— begin —
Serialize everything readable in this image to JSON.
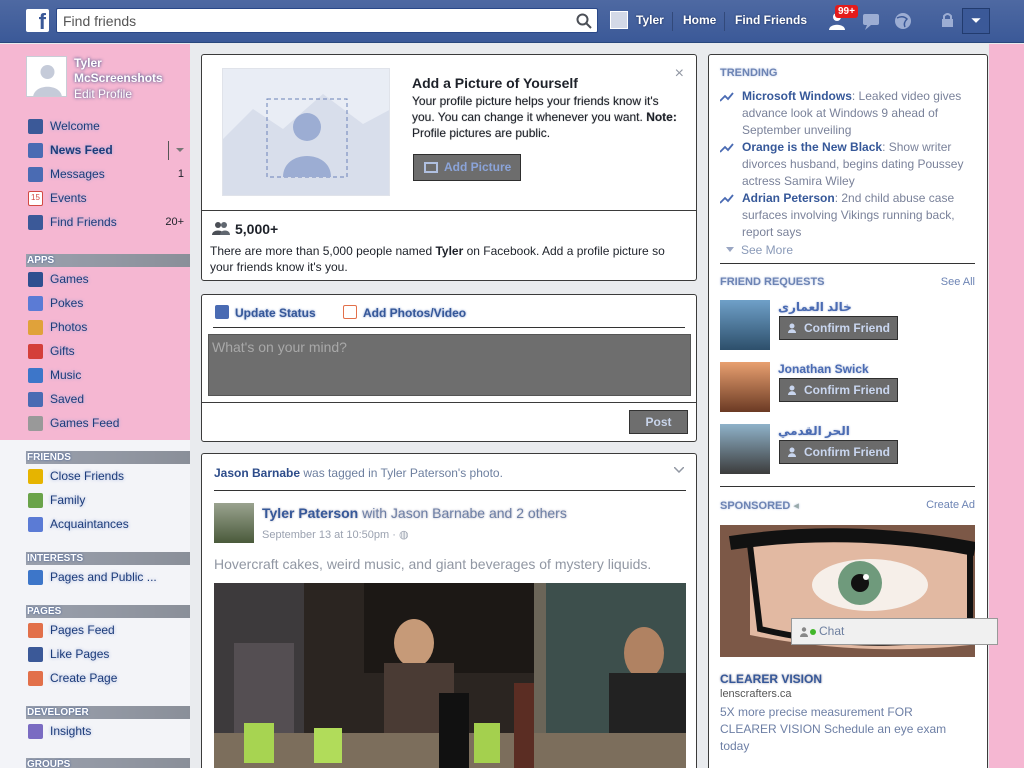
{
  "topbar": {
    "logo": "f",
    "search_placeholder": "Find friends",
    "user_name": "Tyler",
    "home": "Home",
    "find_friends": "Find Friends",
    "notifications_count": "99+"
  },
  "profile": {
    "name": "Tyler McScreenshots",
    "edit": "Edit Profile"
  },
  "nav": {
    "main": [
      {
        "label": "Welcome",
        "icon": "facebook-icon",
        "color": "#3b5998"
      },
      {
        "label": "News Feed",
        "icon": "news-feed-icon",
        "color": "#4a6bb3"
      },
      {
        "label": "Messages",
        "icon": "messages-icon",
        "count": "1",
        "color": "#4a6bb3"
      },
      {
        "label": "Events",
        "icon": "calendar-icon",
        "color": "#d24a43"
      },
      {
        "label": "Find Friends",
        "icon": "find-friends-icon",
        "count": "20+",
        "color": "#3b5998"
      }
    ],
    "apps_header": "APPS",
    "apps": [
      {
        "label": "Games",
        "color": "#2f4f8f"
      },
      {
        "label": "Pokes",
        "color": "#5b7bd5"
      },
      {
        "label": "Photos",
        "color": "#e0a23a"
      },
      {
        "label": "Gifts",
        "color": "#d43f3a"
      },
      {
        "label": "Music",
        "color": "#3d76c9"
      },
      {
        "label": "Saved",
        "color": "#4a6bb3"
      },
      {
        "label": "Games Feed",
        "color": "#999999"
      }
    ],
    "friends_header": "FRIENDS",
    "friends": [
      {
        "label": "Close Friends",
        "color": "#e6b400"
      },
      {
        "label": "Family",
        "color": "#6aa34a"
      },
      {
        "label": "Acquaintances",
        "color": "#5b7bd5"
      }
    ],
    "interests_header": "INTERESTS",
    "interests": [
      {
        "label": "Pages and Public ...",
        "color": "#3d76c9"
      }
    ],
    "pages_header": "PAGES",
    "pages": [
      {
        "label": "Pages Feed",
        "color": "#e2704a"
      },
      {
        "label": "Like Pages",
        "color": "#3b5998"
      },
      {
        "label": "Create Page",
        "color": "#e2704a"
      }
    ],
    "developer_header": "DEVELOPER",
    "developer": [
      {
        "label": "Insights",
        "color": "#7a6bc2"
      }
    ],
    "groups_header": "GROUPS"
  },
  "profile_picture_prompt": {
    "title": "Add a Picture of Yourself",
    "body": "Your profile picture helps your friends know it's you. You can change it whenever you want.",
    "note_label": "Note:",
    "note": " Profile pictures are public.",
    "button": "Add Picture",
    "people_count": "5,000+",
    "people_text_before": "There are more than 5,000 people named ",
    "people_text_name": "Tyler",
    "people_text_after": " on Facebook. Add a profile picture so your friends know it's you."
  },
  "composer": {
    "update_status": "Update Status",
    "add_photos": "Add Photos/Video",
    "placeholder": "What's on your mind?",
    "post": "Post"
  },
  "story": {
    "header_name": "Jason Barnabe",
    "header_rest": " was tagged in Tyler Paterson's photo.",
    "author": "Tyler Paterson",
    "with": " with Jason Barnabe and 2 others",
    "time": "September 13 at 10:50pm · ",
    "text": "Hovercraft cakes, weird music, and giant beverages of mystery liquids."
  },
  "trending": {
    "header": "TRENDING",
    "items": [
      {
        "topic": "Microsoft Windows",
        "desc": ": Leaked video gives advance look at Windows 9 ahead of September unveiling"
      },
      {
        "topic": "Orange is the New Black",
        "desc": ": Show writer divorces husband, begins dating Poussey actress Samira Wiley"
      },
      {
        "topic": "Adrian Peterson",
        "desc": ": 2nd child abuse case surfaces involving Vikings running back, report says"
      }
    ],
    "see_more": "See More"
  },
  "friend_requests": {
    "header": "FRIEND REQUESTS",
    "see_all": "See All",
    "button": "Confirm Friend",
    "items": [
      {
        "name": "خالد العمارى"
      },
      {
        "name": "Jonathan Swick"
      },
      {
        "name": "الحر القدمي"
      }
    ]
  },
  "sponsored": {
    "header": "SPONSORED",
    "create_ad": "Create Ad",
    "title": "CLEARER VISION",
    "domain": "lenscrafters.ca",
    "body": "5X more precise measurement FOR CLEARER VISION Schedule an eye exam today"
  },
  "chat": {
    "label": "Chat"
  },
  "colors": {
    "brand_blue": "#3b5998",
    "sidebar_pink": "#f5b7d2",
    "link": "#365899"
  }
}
— end —
Track down every line with the word "Create" and copy it.

        "label": "Create Page",
    "create_ad": "Create Ad",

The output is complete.